# Start of Extracted information

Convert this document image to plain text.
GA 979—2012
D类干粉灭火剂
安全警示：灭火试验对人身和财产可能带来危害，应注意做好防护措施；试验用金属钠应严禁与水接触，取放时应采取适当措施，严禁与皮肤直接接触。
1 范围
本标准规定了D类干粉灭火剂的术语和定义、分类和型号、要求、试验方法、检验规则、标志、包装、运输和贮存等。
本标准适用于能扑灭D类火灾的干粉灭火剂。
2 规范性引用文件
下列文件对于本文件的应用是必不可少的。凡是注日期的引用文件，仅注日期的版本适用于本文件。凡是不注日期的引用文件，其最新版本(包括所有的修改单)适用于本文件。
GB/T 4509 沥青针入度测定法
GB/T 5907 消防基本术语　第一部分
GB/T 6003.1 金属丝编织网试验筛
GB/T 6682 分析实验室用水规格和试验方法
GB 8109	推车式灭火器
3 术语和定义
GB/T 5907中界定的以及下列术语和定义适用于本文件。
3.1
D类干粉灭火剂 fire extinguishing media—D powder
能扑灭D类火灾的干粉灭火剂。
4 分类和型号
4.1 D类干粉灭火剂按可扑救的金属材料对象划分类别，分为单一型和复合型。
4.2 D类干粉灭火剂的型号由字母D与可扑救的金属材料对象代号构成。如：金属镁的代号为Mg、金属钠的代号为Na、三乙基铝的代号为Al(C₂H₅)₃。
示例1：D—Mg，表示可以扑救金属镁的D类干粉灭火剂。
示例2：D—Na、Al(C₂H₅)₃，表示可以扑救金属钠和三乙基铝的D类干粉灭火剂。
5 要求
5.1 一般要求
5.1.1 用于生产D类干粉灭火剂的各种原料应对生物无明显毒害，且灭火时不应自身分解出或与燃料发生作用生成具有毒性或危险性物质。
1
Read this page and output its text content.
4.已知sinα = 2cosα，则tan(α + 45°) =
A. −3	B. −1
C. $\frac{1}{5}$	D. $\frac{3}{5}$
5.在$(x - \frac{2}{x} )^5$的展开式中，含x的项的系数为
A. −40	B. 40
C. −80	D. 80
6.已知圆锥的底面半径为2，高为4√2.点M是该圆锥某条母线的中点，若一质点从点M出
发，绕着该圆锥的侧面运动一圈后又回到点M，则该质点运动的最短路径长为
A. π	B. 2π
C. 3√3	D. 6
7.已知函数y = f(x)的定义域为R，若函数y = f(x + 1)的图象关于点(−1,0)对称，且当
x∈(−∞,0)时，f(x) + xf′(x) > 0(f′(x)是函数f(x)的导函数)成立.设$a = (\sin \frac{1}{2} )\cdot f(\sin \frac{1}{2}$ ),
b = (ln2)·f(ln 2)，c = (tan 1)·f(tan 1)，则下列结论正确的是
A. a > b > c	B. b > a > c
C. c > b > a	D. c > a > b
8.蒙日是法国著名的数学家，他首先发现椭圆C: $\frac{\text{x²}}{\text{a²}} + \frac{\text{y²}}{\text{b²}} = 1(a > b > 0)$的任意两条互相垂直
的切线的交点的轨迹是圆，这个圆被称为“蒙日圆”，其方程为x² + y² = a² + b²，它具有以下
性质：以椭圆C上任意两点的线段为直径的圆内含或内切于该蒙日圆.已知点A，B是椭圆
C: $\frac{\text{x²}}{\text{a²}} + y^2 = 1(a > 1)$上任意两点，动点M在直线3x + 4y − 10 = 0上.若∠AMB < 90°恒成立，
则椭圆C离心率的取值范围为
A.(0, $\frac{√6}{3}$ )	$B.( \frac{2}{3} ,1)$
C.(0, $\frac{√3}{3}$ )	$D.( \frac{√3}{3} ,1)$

# End of Extracted information

Written problem:
Please reproduce all of the entries exactly as they stand.

Task response:
Convert this document image to plain text.
GA 979—2012
D类干粉灭火剂
安全警示：灭火试验对人身和财产可能带来危害，应注意做好防护措施；试验用金属钠应严禁与水接触，取放时应采取适当措施，严禁与皮肤直接接触。
1 范围
本标准规定了D类干粉灭火剂的术语和定义、分类和型号、要求、试验方法、检验规则、标志、包装、运输和贮存等。
本标准适用于能扑灭D类火灾的干粉灭火剂。
2 规范性引用文件
下列文件对于本文件的应用是必不可少的。凡是注日期的引用文件，仅注日期的版本适用于本文件。凡是不注日期的引用文件，其最新版本(包括所有的修改单)适用于本文件。
GB/T 4509 沥青针入度测定法
GB/T 5907 消防基本术语　第一部分
GB/T 6003.1 金属丝编织网试验筛
GB/T 6682 分析实验室用水规格和试验方法
GB 8109	推车式灭火器
3 术语和定义
GB/T 5907中界定的以及下列术语和定义适用于本文件。
3.1
D类干粉灭火剂 fire extinguishing media—D powder
能扑灭D类火灾的干粉灭火剂。
4 分类和型号
4.1 D类干粉灭火剂按可扑救的金属材料对象划分类别，分为单一型和复合型。
4.2 D类干粉灭火剂的型号由字母D与可扑救的金属材料对象代号构成。如：金属镁的代号为Mg、金属钠的代号为Na、三乙基铝的代号为Al(C₂H₅)₃。
示例1：D—Mg，表示可以扑救金属镁的D类干粉灭火剂。
示例2：D—Na、Al(C₂H₅)₃，表示可以扑救金属钠和三乙基铝的D类干粉灭火剂。
5 要求
5.1 一般要求
5.1.1 用于生产D类干粉灭火剂的各种原料应对生物无明显毒害，且灭火时不应自身分解出或与燃料发生作用生成具有毒性或危险性物质。
1
Read this page and output its text content.
4.已知sinα = 2cosα，则tan(α + 45°) =
A. −3	B. −1
C. $\frac{1}{5}$	D. $\frac{3}{5}$
5.在$(x - \frac{2}{x} )^5$的展开式中，含x的项的系数为
A. −40	B. 40
C. −80	D. 80
6.已知圆锥的底面半径为2，高为4√2.点M是该圆锥某条母线的中点，若一质点从点M出
发，绕着该圆锥的侧面运动一圈后又回到点M，则该质点运动的最短路径长为
A. π	B. 2π
C. 3√3	D. 6
7.已知函数y = f(x)的定义域为R，若函数y = f(x + 1)的图象关于点(−1,0)对称，且当
x∈(−∞,0)时，f(x) + xf′(x) > 0(f′(x)是函数f(x)的导函数)成立.设$a = (\sin \frac{1}{2} )\cdot f(\sin \frac{1}{2}$ ),
b = (ln2)·f(ln 2)，c = (tan 1)·f(tan 1)，则下列结论正确的是
A. a > b > c	B. b > a > c
C. c > b > a	D. c > a > b
8.蒙日是法国著名的数学家，他首先发现椭圆C: $\frac{\text{x²}}{\text{a²}} + \frac{\text{y²}}{\text{b²}} = 1(a > b > 0)$的任意两条互相垂直
的切线的交点的轨迹是圆，这个圆被称为“蒙日圆”，其方程为x² + y² = a² + b²，它具有以下
性质：以椭圆C上任意两点的线段为直径的圆内含或内切于该蒙日圆.已知点A，B是椭圆
C: $\frac{\text{x²}}{\text{a²}} + y^2 = 1(a > 1)$上任意两点，动点M在直线3x + 4y − 10 = 0上.若∠AMB < 90°恒成立，
则椭圆C离心率的取值范围为
A.(0, $\frac{√6}{3}$ )	$B.( \frac{2}{3} ,1)$
C.(0, $\frac{√3}{3}$ )	$D.( \frac{√3}{3} ,1)$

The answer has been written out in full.